WRITTEN TASK: Write out the entire listing below exactly, with the pictures left out.

Records about charts and figures:
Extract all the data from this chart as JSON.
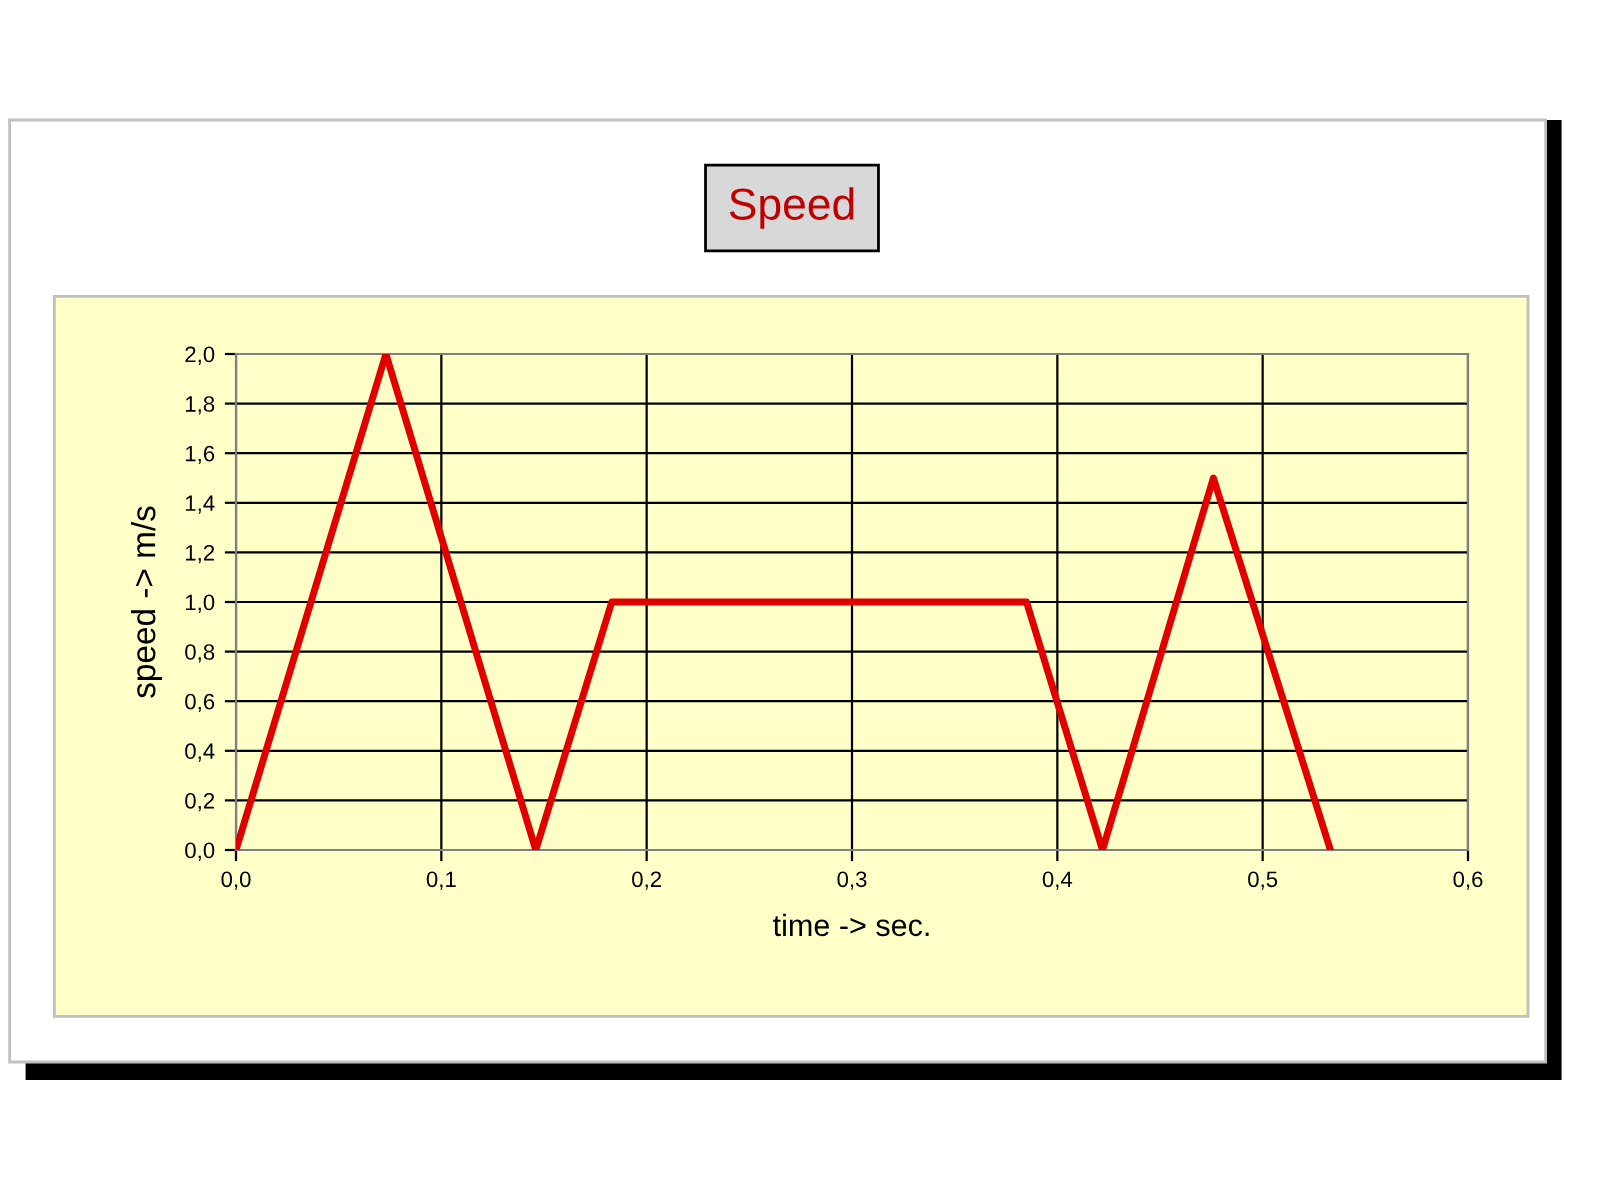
{
  "chart_data": {
    "type": "line",
    "title": "Speed",
    "xlabel": "time -> sec.",
    "ylabel": "speed -> m/s",
    "x": [
      0,
      0.073,
      0.146,
      0.183,
      0.385,
      0.422,
      0.476,
      0.533
    ],
    "series": [
      {
        "color": "#e00000",
        "values": [
          0,
          2.0,
          0,
          1.0,
          1.0,
          0,
          1.5,
          0
        ]
      }
    ],
    "xlim": [
      0,
      0.6
    ],
    "xticks": [
      {
        "value": 0,
        "label": "0,0"
      },
      {
        "value": 0.1,
        "label": "0,1"
      },
      {
        "value": 0.2,
        "label": "0,2"
      },
      {
        "value": 0.3,
        "label": "0,3"
      },
      {
        "value": 0.4,
        "label": "0,4"
      },
      {
        "value": 0.5,
        "label": "0,5"
      },
      {
        "value": 0.6,
        "label": "0,6"
      }
    ],
    "ylim": [
      0,
      2.0
    ],
    "yticks": [
      {
        "value": 0,
        "label": "0,0"
      },
      {
        "value": 0.2,
        "label": "0,2"
      },
      {
        "value": 0.4,
        "label": "0,4"
      },
      {
        "value": 0.6,
        "label": "0,6"
      },
      {
        "value": 0.8,
        "label": "0,8"
      },
      {
        "value": 1.0,
        "label": "1,0"
      },
      {
        "value": 1.2,
        "label": "1,2"
      },
      {
        "value": 1.4,
        "label": "1,4"
      },
      {
        "value": 1.6,
        "label": "1,6"
      },
      {
        "value": 1.8,
        "label": "1,8"
      },
      {
        "value": 2.0,
        "label": "2,0"
      }
    ],
    "grid": true,
    "marker": "none",
    "line_style": "solid"
  }
}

ANSWER TO THE PROBLEM:
Extract all the data from this chart as JSON.
{
  "chart_data": {
    "type": "line",
    "title": "Speed",
    "xlabel": "time -> sec.",
    "ylabel": "speed -> m/s",
    "x": [
      0,
      0.073,
      0.146,
      0.183,
      0.385,
      0.422,
      0.476,
      0.533
    ],
    "series": [
      {
        "color": "#e00000",
        "values": [
          0,
          2.0,
          0,
          1.0,
          1.0,
          0,
          1.5,
          0
        ]
      }
    ],
    "xlim": [
      0,
      0.6
    ],
    "xticks": [
      {
        "value": 0,
        "label": "0,0"
      },
      {
        "value": 0.1,
        "label": "0,1"
      },
      {
        "value": 0.2,
        "label": "0,2"
      },
      {
        "value": 0.3,
        "label": "0,3"
      },
      {
        "value": 0.4,
        "label": "0,4"
      },
      {
        "value": 0.5,
        "label": "0,5"
      },
      {
        "value": 0.6,
        "label": "0,6"
      }
    ],
    "ylim": [
      0,
      2.0
    ],
    "yticks": [
      {
        "value": 0,
        "label": "0,0"
      },
      {
        "value": 0.2,
        "label": "0,2"
      },
      {
        "value": 0.4,
        "label": "0,4"
      },
      {
        "value": 0.6,
        "label": "0,6"
      },
      {
        "value": 0.8,
        "label": "0,8"
      },
      {
        "value": 1.0,
        "label": "1,0"
      },
      {
        "value": 1.2,
        "label": "1,2"
      },
      {
        "value": 1.4,
        "label": "1,4"
      },
      {
        "value": 1.6,
        "label": "1,6"
      },
      {
        "value": 1.8,
        "label": "1,8"
      },
      {
        "value": 2.0,
        "label": "2,0"
      }
    ],
    "grid": true,
    "marker": "none",
    "line_style": "solid"
  }
}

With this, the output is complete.